MATERIAL SUPPLIED:
============

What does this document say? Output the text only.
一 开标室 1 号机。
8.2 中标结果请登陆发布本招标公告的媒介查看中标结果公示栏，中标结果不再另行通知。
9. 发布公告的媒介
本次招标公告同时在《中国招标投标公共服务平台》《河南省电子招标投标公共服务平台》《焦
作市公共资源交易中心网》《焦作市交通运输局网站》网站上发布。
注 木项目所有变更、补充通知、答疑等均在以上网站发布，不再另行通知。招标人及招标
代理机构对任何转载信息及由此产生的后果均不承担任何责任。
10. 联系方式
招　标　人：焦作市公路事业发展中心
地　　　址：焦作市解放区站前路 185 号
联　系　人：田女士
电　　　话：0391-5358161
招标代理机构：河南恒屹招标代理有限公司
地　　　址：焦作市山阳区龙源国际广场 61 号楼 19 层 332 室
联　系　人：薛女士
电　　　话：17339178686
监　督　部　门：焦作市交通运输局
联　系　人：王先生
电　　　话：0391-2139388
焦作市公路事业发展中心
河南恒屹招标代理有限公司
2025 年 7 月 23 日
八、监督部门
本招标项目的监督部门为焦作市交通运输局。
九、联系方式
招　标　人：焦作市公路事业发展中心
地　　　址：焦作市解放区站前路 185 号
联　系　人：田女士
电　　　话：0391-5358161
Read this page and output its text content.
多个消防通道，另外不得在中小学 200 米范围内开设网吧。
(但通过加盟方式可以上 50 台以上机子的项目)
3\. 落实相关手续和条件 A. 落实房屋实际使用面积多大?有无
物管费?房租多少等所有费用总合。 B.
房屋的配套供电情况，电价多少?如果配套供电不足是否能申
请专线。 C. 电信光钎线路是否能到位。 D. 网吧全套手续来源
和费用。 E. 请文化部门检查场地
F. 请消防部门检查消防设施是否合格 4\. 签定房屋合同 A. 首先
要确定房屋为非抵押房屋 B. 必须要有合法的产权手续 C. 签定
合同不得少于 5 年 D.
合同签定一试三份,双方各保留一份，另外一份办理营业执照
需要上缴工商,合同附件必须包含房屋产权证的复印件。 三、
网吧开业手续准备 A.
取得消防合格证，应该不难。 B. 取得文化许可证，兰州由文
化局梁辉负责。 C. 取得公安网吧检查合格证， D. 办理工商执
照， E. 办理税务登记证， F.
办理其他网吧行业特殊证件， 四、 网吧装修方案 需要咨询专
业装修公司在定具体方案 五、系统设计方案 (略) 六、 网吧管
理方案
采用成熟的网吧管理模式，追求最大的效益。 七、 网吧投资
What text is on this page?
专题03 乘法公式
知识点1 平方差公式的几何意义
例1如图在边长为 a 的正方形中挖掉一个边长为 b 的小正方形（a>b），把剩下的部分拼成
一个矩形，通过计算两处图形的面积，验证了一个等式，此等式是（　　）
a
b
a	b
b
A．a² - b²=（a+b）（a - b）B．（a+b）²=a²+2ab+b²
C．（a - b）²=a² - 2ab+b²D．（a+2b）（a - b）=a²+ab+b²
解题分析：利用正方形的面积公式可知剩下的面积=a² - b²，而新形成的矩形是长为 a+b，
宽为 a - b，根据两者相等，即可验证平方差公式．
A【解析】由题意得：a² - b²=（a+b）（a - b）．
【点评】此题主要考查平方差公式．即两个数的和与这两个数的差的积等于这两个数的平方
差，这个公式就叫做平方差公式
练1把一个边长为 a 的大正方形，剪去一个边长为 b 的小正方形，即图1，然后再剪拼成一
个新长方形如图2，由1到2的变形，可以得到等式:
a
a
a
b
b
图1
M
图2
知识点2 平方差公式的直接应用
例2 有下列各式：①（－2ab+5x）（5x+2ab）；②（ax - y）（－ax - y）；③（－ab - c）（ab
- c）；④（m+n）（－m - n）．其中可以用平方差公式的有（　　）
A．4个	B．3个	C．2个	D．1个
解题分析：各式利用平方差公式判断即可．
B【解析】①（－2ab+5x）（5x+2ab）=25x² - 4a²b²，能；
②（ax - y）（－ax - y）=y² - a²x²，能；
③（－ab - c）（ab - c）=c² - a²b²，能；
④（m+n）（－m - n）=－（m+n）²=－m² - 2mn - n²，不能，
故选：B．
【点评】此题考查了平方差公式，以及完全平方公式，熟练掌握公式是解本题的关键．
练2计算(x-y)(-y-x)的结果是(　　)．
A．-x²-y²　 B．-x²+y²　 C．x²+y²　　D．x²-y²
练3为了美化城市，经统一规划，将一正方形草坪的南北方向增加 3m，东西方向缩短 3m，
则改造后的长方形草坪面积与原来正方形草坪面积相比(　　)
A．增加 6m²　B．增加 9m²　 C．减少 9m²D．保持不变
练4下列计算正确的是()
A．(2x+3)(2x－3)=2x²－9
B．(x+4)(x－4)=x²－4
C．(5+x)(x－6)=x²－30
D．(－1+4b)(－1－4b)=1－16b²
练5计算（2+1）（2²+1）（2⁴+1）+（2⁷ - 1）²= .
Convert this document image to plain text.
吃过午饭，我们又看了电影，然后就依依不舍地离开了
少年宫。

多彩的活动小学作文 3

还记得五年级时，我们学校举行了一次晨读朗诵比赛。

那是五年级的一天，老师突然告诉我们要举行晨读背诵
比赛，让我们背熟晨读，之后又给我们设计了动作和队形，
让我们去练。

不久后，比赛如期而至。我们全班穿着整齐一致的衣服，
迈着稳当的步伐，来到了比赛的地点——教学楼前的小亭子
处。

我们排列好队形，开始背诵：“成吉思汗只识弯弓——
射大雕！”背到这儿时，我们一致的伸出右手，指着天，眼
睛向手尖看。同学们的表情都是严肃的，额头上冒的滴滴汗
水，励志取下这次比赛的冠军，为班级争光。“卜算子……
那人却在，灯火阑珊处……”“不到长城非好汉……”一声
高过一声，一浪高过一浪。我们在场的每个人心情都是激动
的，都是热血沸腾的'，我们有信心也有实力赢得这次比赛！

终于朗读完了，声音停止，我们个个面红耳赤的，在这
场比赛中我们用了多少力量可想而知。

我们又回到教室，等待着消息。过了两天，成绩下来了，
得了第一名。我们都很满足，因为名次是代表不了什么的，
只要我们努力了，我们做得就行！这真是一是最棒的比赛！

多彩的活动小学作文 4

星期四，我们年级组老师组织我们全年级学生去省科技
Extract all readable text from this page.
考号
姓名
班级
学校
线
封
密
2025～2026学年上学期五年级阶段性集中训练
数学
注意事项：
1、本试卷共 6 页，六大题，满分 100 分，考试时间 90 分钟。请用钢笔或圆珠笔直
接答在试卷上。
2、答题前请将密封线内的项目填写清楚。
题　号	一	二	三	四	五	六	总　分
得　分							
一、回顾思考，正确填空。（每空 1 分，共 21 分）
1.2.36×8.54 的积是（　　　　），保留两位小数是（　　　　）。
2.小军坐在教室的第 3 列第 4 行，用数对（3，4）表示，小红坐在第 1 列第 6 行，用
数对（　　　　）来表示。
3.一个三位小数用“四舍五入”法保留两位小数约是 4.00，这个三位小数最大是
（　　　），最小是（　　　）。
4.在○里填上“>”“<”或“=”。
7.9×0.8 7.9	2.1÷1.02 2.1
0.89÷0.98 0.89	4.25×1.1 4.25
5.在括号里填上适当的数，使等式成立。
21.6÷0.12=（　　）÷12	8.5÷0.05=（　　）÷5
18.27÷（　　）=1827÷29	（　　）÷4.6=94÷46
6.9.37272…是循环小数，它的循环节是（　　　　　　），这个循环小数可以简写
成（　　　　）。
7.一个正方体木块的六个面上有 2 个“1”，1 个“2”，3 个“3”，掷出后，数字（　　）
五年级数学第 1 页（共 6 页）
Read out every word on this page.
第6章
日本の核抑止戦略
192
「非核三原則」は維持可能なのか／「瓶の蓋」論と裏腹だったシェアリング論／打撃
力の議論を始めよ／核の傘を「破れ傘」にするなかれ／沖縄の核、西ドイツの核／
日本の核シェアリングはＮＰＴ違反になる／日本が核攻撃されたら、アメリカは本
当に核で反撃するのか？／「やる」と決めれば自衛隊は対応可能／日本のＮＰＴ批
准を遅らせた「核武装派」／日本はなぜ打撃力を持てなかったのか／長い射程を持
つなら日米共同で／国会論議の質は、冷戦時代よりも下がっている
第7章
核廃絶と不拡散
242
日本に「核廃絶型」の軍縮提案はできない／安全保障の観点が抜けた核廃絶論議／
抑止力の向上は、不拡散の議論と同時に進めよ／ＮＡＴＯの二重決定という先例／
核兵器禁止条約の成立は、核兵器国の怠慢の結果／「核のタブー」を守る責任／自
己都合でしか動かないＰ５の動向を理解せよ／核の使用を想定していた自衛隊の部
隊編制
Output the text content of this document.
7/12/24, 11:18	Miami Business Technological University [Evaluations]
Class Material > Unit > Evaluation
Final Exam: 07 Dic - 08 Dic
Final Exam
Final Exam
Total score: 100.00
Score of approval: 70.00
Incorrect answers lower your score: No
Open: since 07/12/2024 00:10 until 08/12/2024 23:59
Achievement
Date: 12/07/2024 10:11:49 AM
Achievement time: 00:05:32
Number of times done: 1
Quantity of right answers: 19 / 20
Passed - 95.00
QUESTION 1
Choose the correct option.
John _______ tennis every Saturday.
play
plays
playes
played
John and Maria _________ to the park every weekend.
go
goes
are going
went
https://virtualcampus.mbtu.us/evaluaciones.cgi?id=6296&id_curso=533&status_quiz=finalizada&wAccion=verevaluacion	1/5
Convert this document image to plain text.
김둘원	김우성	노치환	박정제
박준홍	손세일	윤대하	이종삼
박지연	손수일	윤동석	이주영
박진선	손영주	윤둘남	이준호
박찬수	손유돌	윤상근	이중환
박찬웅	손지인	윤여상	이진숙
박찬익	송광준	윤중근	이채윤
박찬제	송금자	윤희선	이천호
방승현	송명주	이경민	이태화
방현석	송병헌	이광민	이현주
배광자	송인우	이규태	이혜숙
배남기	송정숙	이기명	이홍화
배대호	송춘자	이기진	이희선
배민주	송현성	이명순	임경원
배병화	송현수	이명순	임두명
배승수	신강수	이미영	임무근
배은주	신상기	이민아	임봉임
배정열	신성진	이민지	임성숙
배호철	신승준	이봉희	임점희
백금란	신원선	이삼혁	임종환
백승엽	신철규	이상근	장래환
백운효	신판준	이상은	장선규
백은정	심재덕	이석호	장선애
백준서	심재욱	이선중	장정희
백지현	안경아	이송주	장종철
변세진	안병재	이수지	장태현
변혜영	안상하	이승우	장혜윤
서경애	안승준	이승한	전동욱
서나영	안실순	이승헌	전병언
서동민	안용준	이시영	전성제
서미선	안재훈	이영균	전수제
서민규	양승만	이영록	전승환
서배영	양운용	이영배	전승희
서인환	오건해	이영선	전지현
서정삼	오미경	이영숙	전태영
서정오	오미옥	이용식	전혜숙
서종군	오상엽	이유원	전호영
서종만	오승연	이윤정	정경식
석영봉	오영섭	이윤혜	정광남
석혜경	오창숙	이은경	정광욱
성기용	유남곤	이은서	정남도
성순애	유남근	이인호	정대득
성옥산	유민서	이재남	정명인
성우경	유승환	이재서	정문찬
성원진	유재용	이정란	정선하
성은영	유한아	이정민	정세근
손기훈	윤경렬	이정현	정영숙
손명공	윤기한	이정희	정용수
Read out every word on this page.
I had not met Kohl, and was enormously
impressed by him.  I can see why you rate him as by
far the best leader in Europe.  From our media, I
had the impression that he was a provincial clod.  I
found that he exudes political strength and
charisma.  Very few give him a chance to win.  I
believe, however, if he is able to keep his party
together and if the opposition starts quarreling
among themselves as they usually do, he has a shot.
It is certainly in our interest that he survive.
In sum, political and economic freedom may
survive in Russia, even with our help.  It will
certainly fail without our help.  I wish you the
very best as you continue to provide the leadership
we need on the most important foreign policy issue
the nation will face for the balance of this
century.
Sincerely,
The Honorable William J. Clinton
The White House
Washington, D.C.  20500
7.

============

EXERCISE DETAILS:
Give nothing but the number of lines containing the string "survive".

RESULT BELOW:
2